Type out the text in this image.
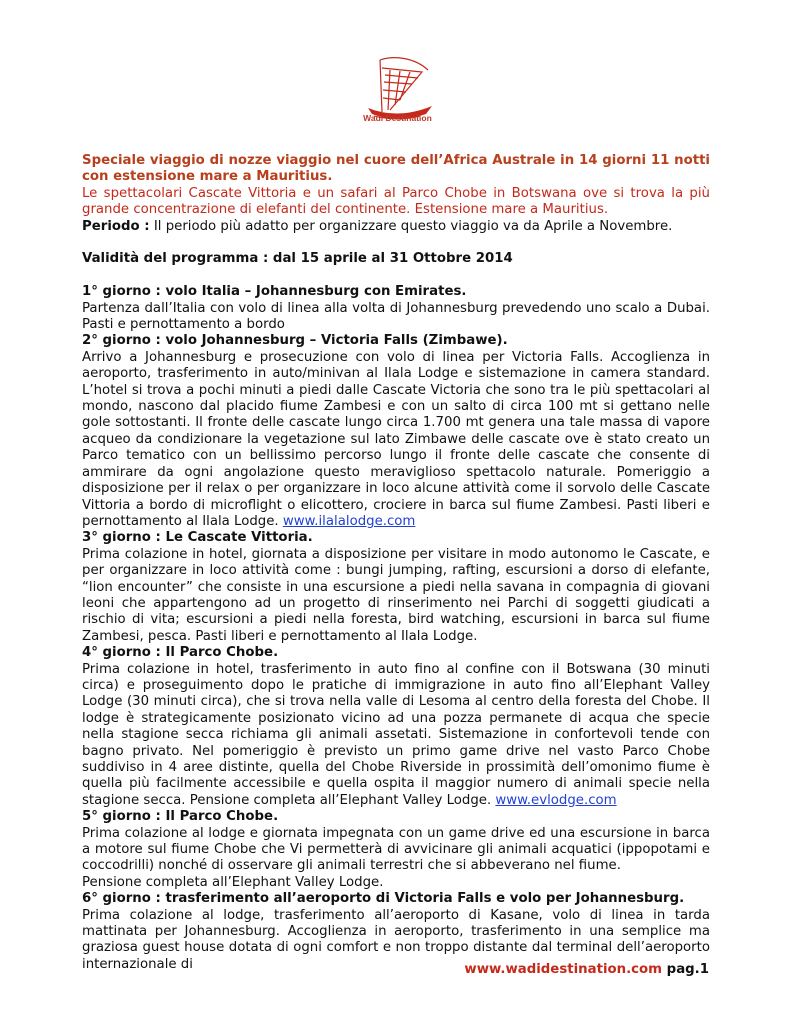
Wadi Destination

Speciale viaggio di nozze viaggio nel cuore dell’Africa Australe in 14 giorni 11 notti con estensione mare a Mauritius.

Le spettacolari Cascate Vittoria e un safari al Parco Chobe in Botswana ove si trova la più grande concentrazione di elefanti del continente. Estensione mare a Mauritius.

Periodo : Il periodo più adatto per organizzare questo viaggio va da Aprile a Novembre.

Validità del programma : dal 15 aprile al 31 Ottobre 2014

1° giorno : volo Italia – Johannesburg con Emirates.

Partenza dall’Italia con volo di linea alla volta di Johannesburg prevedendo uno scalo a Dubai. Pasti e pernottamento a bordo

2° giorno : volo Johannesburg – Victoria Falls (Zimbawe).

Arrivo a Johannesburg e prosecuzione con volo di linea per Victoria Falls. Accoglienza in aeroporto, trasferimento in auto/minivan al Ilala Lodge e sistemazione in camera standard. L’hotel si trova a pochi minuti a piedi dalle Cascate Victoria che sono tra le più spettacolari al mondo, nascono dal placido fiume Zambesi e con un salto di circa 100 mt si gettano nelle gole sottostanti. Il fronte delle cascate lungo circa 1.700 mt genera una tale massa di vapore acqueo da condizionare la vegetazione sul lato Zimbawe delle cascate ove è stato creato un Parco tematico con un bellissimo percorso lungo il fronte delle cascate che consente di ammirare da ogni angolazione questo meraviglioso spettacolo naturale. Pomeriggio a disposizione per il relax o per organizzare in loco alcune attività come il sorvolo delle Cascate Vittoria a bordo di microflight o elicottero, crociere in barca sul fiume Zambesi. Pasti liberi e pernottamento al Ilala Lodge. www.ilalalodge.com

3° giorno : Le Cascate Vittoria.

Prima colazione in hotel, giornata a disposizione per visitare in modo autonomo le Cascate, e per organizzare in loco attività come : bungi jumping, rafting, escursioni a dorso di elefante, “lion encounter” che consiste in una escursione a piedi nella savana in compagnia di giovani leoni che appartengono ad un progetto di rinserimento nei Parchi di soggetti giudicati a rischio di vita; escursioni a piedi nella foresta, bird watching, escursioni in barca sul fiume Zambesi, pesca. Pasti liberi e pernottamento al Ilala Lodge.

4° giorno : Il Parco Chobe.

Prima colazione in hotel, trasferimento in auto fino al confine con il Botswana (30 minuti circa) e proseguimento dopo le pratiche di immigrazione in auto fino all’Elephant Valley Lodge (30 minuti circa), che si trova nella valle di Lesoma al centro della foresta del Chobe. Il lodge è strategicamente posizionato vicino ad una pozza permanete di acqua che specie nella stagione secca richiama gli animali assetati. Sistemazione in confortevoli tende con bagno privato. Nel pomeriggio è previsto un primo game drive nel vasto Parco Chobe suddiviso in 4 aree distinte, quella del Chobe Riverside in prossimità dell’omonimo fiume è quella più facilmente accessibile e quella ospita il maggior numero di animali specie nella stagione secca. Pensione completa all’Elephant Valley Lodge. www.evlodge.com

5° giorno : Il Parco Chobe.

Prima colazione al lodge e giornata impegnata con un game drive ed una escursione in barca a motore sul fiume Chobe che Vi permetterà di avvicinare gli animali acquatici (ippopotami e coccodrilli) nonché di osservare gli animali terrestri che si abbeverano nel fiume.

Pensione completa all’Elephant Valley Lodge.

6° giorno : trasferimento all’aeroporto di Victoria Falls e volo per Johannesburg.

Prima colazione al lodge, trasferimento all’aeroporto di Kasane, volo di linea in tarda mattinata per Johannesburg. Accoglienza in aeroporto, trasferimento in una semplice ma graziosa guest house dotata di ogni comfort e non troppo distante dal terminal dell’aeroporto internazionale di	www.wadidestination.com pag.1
...
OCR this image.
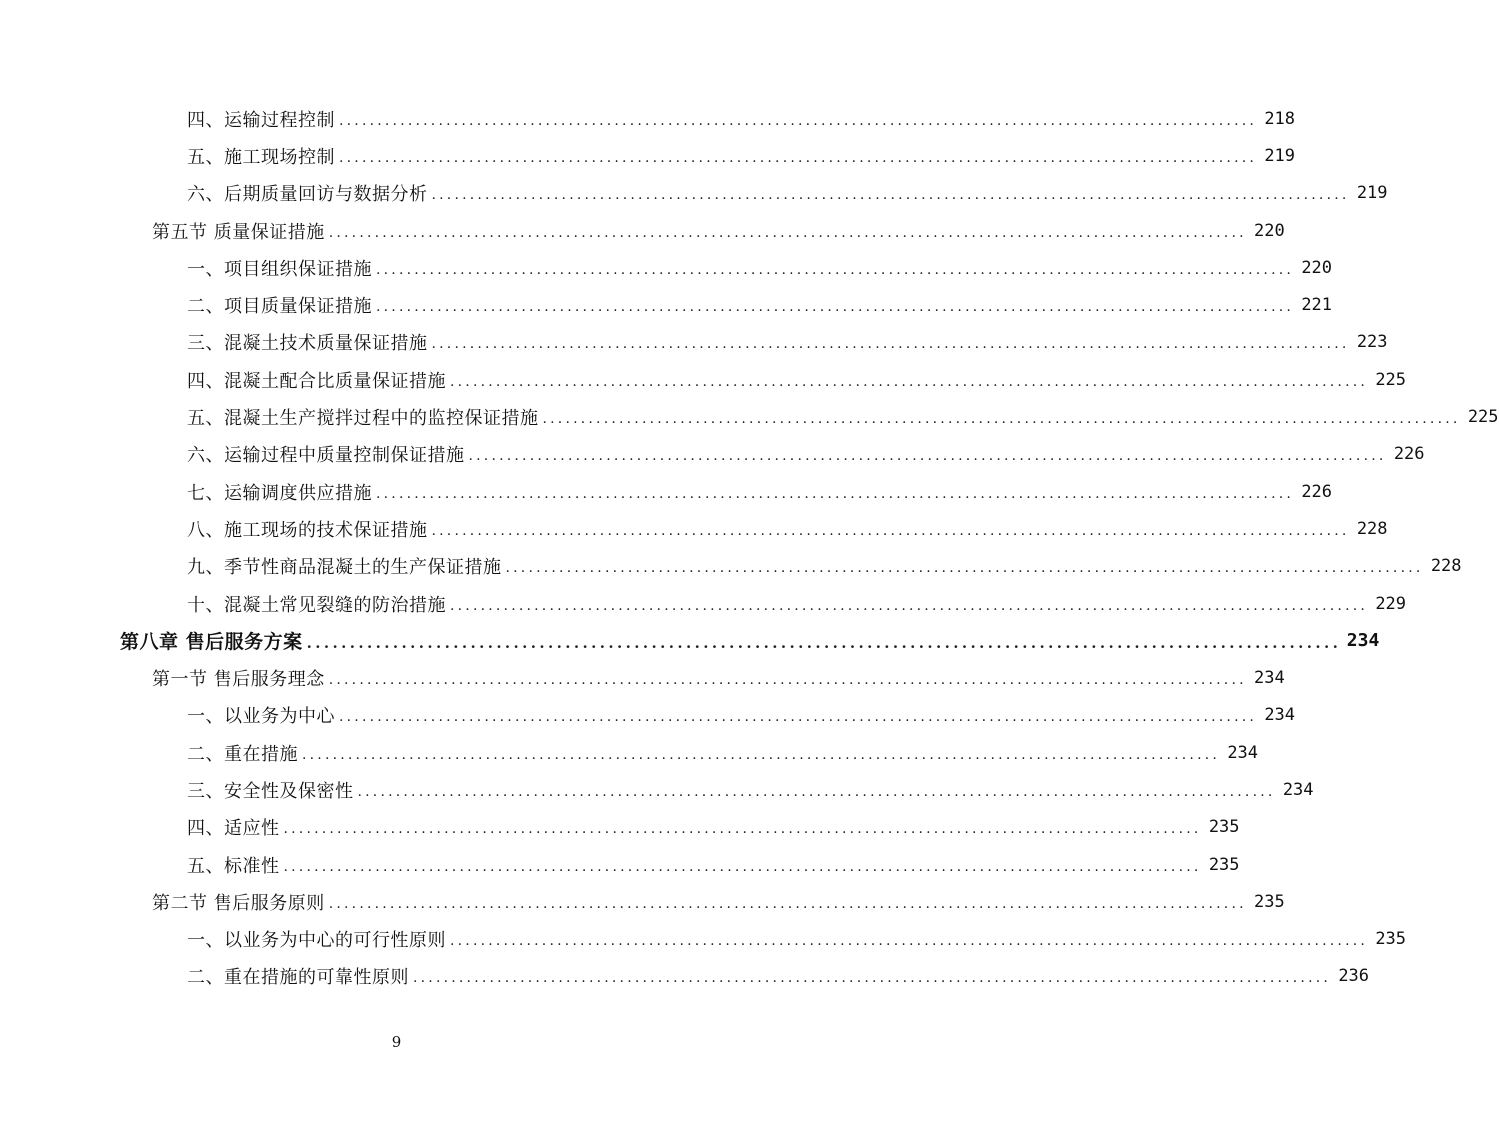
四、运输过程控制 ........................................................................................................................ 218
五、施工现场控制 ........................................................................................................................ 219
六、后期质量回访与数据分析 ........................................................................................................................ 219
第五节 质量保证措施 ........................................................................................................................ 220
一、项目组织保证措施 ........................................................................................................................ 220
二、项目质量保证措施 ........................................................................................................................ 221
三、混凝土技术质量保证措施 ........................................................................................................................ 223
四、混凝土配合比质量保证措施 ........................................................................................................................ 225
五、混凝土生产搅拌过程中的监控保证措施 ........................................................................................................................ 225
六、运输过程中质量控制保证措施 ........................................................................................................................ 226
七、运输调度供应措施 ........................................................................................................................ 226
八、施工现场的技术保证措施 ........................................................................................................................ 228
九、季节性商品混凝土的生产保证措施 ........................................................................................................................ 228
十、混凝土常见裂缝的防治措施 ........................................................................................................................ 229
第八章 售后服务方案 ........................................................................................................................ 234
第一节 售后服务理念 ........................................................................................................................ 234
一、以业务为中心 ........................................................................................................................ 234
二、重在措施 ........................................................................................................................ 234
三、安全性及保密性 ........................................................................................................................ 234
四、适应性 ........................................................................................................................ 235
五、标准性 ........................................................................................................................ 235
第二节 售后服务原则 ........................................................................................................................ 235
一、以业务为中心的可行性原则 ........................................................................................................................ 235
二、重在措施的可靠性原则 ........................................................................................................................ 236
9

Written instruction: Every line containing the string "Italia" must be listed.

Full solution:
1° giorno : volo Italia – Johannesburg con Emirates.
Partenza dall’Italia con volo di linea alla volta di Johannesburg prevedendo uno scalo a Dubai. Pasti e pernottamento a bordo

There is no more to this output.